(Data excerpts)
================
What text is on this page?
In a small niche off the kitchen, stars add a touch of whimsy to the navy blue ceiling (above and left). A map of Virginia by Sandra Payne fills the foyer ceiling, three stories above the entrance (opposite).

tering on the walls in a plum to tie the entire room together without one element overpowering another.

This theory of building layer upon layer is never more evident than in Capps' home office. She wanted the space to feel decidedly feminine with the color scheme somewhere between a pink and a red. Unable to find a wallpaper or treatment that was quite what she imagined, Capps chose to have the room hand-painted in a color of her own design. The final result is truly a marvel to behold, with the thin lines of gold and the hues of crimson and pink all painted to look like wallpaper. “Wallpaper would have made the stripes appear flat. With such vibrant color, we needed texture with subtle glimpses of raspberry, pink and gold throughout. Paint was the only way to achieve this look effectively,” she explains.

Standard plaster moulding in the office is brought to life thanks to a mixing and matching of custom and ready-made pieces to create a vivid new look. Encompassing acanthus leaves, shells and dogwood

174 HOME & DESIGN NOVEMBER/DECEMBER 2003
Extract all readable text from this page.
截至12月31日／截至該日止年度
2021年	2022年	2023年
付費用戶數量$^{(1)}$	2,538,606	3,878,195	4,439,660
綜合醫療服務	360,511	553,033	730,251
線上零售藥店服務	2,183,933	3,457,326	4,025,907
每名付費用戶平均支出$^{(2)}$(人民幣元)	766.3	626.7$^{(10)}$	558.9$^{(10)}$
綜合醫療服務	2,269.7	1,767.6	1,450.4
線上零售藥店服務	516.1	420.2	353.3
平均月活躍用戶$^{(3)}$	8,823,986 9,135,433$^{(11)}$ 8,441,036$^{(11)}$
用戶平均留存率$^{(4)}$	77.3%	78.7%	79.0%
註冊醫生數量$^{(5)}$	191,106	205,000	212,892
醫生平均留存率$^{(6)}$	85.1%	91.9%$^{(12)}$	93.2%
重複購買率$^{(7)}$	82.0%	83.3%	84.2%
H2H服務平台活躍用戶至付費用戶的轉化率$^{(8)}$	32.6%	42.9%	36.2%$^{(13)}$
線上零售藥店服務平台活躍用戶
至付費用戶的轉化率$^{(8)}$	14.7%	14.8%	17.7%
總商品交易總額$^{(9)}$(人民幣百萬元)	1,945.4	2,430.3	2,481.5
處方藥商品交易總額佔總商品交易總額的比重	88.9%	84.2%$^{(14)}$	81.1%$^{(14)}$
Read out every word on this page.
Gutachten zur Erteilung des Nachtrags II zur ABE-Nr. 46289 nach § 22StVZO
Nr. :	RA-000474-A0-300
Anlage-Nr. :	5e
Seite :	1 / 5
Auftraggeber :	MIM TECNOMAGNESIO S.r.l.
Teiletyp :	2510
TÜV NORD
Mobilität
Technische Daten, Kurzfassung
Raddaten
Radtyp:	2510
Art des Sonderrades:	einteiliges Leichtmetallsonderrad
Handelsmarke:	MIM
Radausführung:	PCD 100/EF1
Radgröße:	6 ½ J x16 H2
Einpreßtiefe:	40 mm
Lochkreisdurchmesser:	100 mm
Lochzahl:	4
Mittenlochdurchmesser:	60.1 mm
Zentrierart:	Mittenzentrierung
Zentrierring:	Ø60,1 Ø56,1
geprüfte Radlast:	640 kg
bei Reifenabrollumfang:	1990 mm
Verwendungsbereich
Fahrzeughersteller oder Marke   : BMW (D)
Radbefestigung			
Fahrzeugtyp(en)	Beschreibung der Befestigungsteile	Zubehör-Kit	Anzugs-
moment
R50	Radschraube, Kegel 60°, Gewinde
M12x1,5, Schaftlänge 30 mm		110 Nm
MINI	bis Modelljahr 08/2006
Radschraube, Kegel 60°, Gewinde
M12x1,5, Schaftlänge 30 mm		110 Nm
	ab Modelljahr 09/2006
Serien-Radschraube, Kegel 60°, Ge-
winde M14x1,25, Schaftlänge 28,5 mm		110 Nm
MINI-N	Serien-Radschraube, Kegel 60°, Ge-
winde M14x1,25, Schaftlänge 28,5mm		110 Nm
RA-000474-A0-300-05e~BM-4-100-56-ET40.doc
================
REQUIREMENTS →
Write the data from above out again, exactly.

RESPONSE BELOW →
What text is on this page?
In a small niche off the kitchen, stars add a touch of whimsy to the navy blue ceiling (above and left). A map of Virginia by Sandra Payne fills the foyer ceiling, three stories above the entrance (opposite).

tering on the walls in a plum to tie the entire room together without one element overpowering another.

This theory of building layer upon layer is never more evident than in Capps' home office. She wanted the space to feel decidedly feminine with the color scheme somewhere between a pink and a red. Unable to find a wallpaper or treatment that was quite what she imagined, Capps chose to have the room hand-painted in a color of her own design. The final result is truly a marvel to behold, with the thin lines of gold and the hues of crimson and pink all painted to look like wallpaper. “Wallpaper would have made the stripes appear flat. With such vibrant color, we needed texture with subtle glimpses of raspberry, pink and gold throughout. Paint was the only way to achieve this look effectively,” she explains.

Standard plaster moulding in the office is brought to life thanks to a mixing and matching of custom and ready-made pieces to create a vivid new look. Encompassing acanthus leaves, shells and dogwood

174 HOME & DESIGN NOVEMBER/DECEMBER 2003
Extract all readable text from this page.
截至12月31日／截至該日止年度
2021年	2022年	2023年
付費用戶數量$^{(1)}$	2,538,606	3,878,195	4,439,660
綜合醫療服務	360,511	553,033	730,251
線上零售藥店服務	2,183,933	3,457,326	4,025,907
每名付費用戶平均支出$^{(2)}$(人民幣元)	766.3	626.7$^{(10)}$	558.9$^{(10)}$
綜合醫療服務	2,269.7	1,767.6	1,450.4
線上零售藥店服務	516.1	420.2	353.3
平均月活躍用戶$^{(3)}$	8,823,986 9,135,433$^{(11)}$ 8,441,036$^{(11)}$
用戶平均留存率$^{(4)}$	77.3%	78.7%	79.0%
註冊醫生數量$^{(5)}$	191,106	205,000	212,892
醫生平均留存率$^{(6)}$	85.1%	91.9%$^{(12)}$	93.2%
重複購買率$^{(7)}$	82.0%	83.3%	84.2%
H2H服務平台活躍用戶至付費用戶的轉化率$^{(8)}$	32.6%	42.9%	36.2%$^{(13)}$
線上零售藥店服務平台活躍用戶
至付費用戶的轉化率$^{(8)}$	14.7%	14.8%	17.7%
總商品交易總額$^{(9)}$(人民幣百萬元)	1,945.4	2,430.3	2,481.5
處方藥商品交易總額佔總商品交易總額的比重	88.9%	84.2%$^{(14)}$	81.1%$^{(14)}$
Read out every word on this page.
Gutachten zur Erteilung des Nachtrags II zur ABE-Nr. 46289 nach § 22StVZO
Nr. :	RA-000474-A0-300
Anlage-Nr. :	5e
Seite :	1 / 5
Auftraggeber :	MIM TECNOMAGNESIO S.r.l.
Teiletyp :	2510
TÜV NORD
Mobilität
Technische Daten, Kurzfassung
Raddaten
Radtyp:	2510
Art des Sonderrades:	einteiliges Leichtmetallsonderrad
Handelsmarke:	MIM
Radausführung:	PCD 100/EF1
Radgröße:	6 ½ J x16 H2
Einpreßtiefe:	40 mm
Lochkreisdurchmesser:	100 mm
Lochzahl:	4
Mittenlochdurchmesser:	60.1 mm
Zentrierart:	Mittenzentrierung
Zentrierring:	Ø60,1 Ø56,1
geprüfte Radlast:	640 kg
bei Reifenabrollumfang:	1990 mm
Verwendungsbereich
Fahrzeughersteller oder Marke   : BMW (D)
Radbefestigung			
Fahrzeugtyp(en)	Beschreibung der Befestigungsteile	Zubehör-Kit	Anzugs-
moment
R50	Radschraube, Kegel 60°, Gewinde
M12x1,5, Schaftlänge 30 mm		110 Nm
MINI	bis Modelljahr 08/2006
Radschraube, Kegel 60°, Gewinde
M12x1,5, Schaftlänge 30 mm		110 Nm
	ab Modelljahr 09/2006
Serien-Radschraube, Kegel 60°, Ge-
winde M14x1,25, Schaftlänge 28,5 mm		110 Nm
MINI-N	Serien-Radschraube, Kegel 60°, Ge-
winde M14x1,25, Schaftlänge 28,5mm		110 Nm
RA-000474-A0-300-05e~BM-4-100-56-ET40.doc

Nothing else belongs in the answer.